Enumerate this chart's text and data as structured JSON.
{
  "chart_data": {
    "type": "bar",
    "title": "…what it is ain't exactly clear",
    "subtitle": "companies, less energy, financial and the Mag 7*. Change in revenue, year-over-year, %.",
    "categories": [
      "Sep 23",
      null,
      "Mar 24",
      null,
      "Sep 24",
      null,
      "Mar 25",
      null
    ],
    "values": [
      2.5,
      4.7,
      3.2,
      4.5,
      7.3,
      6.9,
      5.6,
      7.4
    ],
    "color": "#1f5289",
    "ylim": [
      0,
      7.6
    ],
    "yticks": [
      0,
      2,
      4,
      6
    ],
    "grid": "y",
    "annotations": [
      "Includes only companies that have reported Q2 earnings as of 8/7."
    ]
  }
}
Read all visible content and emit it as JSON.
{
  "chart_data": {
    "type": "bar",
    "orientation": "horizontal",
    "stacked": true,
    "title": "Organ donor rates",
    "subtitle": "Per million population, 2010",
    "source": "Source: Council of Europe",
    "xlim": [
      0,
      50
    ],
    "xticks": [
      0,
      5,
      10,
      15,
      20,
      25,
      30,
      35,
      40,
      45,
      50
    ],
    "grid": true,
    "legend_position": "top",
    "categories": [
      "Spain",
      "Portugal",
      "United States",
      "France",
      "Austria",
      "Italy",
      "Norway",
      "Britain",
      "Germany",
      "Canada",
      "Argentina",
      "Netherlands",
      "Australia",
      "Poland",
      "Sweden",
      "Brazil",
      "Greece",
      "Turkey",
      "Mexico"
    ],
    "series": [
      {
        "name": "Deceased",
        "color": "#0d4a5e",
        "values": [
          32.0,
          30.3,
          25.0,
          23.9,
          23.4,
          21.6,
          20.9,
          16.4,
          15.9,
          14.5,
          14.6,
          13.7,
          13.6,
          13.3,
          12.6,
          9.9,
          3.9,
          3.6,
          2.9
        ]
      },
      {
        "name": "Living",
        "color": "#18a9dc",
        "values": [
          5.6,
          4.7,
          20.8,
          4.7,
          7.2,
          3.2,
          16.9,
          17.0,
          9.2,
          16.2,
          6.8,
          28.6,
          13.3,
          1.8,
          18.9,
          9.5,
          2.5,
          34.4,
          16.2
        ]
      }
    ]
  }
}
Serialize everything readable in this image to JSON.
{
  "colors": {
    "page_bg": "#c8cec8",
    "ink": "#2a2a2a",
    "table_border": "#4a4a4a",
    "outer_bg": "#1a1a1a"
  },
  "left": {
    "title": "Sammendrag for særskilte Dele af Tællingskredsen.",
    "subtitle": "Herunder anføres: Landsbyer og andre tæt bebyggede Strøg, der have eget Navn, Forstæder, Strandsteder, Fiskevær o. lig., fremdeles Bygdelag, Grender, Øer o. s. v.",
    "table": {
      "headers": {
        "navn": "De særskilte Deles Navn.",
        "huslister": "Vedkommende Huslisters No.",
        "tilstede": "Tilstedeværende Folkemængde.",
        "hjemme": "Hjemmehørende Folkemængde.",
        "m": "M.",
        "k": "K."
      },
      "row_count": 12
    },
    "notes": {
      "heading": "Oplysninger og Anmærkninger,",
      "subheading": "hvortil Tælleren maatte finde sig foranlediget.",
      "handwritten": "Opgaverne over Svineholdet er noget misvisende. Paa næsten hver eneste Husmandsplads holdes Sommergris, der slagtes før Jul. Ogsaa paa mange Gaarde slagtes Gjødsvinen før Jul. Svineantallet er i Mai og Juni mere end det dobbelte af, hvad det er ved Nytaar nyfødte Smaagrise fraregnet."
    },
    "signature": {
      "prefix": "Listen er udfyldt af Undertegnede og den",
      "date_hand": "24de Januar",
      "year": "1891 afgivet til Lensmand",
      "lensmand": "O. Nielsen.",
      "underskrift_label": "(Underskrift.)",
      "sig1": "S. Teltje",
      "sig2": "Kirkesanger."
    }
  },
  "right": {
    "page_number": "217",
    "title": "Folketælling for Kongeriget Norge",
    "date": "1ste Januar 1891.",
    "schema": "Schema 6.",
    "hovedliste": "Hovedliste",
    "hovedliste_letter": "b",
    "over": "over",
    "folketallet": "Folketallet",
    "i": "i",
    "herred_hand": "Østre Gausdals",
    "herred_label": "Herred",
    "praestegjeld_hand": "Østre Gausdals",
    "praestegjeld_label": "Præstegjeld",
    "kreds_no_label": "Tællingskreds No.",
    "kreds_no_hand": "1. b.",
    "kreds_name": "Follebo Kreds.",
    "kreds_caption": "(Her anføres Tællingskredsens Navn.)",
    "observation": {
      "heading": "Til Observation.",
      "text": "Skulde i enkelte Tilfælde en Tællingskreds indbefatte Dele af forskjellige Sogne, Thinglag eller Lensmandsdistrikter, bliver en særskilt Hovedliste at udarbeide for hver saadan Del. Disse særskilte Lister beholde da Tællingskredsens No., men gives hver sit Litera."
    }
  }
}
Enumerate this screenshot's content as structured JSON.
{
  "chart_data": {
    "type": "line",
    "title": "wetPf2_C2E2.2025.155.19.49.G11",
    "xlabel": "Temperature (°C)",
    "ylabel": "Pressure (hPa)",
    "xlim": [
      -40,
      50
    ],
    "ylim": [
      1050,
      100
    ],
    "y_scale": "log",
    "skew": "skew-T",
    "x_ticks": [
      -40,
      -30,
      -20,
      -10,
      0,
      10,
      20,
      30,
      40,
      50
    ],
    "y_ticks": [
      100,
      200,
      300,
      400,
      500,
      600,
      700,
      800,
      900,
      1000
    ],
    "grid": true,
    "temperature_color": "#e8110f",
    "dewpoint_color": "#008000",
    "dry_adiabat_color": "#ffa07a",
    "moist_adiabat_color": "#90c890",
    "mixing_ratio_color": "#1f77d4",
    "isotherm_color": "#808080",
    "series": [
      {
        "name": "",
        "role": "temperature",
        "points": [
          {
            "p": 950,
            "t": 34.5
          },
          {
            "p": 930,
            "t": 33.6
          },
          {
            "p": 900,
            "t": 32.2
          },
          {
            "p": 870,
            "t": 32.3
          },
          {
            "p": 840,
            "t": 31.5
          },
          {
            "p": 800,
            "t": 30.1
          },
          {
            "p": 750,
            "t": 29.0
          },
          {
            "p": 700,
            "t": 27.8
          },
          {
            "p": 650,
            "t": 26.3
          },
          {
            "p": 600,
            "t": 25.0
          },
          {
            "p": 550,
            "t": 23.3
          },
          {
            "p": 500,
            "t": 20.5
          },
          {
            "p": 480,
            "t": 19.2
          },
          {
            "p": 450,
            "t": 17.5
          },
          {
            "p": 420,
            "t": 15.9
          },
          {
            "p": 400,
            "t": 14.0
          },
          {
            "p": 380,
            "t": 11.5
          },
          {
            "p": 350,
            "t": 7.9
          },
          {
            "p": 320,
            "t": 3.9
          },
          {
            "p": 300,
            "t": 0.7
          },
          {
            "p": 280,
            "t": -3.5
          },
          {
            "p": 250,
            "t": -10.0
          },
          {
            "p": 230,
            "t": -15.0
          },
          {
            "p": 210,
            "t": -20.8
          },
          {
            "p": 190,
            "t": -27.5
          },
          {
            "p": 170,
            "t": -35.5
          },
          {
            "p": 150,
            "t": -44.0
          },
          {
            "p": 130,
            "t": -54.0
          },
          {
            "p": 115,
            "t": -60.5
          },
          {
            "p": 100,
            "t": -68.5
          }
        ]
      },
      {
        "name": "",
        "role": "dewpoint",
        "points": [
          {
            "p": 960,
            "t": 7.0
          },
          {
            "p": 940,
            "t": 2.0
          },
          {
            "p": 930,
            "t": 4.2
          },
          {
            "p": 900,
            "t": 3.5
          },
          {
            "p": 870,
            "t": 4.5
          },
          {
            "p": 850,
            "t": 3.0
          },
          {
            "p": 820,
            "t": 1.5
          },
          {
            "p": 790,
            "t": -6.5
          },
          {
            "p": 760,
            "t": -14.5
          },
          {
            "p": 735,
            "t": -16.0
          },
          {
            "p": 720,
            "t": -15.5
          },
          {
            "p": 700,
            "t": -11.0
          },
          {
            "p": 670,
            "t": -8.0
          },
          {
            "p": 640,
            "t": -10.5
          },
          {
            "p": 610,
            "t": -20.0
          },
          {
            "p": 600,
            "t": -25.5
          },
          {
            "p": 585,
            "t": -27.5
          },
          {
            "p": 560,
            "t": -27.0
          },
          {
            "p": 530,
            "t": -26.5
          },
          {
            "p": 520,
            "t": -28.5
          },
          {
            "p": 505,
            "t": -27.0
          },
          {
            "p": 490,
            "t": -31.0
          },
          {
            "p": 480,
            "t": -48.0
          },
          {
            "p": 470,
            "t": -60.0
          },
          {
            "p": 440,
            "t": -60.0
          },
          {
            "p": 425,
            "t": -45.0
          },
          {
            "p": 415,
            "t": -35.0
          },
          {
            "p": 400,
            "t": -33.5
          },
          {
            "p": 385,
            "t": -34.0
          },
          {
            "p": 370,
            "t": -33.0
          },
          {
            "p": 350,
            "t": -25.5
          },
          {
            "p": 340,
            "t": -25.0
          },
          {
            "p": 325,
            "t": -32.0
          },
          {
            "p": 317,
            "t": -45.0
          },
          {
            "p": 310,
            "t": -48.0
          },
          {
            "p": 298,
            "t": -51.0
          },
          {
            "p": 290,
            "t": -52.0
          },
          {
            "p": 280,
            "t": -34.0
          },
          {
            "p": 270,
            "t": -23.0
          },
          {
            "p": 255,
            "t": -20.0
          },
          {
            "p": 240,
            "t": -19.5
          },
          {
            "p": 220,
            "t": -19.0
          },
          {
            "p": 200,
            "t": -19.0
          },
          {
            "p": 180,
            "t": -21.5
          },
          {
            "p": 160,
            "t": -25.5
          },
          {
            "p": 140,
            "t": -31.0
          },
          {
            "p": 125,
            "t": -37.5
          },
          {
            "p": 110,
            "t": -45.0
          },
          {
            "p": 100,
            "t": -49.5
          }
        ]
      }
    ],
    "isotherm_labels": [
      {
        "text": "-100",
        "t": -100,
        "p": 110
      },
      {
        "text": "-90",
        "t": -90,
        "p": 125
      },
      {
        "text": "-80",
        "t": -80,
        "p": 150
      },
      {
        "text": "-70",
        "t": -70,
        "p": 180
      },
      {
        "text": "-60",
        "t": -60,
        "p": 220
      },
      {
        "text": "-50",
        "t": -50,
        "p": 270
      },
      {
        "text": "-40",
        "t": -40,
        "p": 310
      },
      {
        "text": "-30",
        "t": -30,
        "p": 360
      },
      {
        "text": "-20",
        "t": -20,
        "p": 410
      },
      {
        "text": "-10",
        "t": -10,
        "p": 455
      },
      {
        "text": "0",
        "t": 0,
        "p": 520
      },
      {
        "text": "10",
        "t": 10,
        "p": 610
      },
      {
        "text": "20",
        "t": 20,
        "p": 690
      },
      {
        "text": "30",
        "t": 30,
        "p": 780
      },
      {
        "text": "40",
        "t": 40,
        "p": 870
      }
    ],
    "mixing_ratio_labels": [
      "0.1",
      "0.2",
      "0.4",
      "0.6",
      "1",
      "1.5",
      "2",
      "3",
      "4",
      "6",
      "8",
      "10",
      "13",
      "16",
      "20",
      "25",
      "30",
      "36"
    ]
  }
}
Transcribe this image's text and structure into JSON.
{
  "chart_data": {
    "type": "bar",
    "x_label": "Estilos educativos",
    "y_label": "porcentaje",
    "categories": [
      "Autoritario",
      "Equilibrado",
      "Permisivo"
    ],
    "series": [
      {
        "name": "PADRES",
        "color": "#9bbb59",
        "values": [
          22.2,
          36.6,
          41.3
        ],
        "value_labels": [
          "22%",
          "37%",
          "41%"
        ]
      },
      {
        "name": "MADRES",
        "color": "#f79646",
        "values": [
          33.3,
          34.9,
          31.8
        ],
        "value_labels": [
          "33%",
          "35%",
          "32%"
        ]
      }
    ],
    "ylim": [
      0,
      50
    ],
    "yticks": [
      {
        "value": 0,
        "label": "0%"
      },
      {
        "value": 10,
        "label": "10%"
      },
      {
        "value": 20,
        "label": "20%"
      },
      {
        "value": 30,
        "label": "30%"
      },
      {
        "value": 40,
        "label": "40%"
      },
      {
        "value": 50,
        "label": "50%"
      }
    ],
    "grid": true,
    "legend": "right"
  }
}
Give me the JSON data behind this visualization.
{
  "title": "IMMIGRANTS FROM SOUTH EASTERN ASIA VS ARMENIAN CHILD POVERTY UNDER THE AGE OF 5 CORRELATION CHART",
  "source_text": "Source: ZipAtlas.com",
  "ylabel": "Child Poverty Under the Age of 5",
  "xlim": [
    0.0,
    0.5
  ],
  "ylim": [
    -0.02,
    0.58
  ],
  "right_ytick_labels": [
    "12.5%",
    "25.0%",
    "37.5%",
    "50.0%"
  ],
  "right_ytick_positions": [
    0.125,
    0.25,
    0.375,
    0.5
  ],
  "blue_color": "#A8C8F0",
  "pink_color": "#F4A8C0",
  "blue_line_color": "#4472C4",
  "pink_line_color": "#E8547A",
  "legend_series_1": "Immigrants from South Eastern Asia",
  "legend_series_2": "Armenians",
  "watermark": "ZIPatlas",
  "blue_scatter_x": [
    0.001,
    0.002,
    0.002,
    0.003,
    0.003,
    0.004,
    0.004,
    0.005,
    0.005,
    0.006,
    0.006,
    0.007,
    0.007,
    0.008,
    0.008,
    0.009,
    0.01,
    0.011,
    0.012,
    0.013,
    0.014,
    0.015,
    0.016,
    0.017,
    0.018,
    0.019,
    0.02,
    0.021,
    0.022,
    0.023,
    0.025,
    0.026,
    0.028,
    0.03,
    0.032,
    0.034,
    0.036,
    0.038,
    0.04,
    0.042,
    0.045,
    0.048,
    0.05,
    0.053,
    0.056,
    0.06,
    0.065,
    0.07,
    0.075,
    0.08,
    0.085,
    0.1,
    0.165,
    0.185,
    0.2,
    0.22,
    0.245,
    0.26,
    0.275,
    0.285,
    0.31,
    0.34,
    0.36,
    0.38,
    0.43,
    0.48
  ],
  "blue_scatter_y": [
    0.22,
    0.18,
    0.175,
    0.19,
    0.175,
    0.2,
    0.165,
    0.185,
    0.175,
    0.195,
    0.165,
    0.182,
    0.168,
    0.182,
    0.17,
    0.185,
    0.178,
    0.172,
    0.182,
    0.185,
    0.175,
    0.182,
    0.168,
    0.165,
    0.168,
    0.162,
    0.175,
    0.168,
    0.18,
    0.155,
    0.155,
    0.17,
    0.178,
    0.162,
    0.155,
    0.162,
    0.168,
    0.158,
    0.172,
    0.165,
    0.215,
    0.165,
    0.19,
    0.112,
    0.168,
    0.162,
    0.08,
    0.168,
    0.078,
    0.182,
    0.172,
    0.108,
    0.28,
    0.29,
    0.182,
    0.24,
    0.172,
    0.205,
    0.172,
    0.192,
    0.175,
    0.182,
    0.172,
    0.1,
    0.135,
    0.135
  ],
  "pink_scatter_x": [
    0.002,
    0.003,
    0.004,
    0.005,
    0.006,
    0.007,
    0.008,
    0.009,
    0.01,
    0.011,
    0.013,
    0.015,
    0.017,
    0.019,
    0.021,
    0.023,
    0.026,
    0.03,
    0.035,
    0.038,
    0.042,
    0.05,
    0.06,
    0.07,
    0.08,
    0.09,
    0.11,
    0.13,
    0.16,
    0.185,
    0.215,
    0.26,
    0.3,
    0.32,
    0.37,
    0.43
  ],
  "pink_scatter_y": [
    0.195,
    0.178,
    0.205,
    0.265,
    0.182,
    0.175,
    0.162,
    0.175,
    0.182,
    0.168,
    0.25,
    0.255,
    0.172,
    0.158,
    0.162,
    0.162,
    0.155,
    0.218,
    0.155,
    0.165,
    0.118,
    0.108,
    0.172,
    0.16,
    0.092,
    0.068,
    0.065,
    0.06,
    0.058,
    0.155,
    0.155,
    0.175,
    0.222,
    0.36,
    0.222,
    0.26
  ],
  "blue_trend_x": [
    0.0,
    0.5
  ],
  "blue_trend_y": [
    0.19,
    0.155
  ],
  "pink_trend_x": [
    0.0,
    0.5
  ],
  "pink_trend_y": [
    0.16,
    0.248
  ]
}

## Set task
Search the records for the word "Enumerate". Copy every line that has it.

## Correct response
Enumerate this chart's text and data as structured JSON.
Enumerate this screenshot's content as structured JSON.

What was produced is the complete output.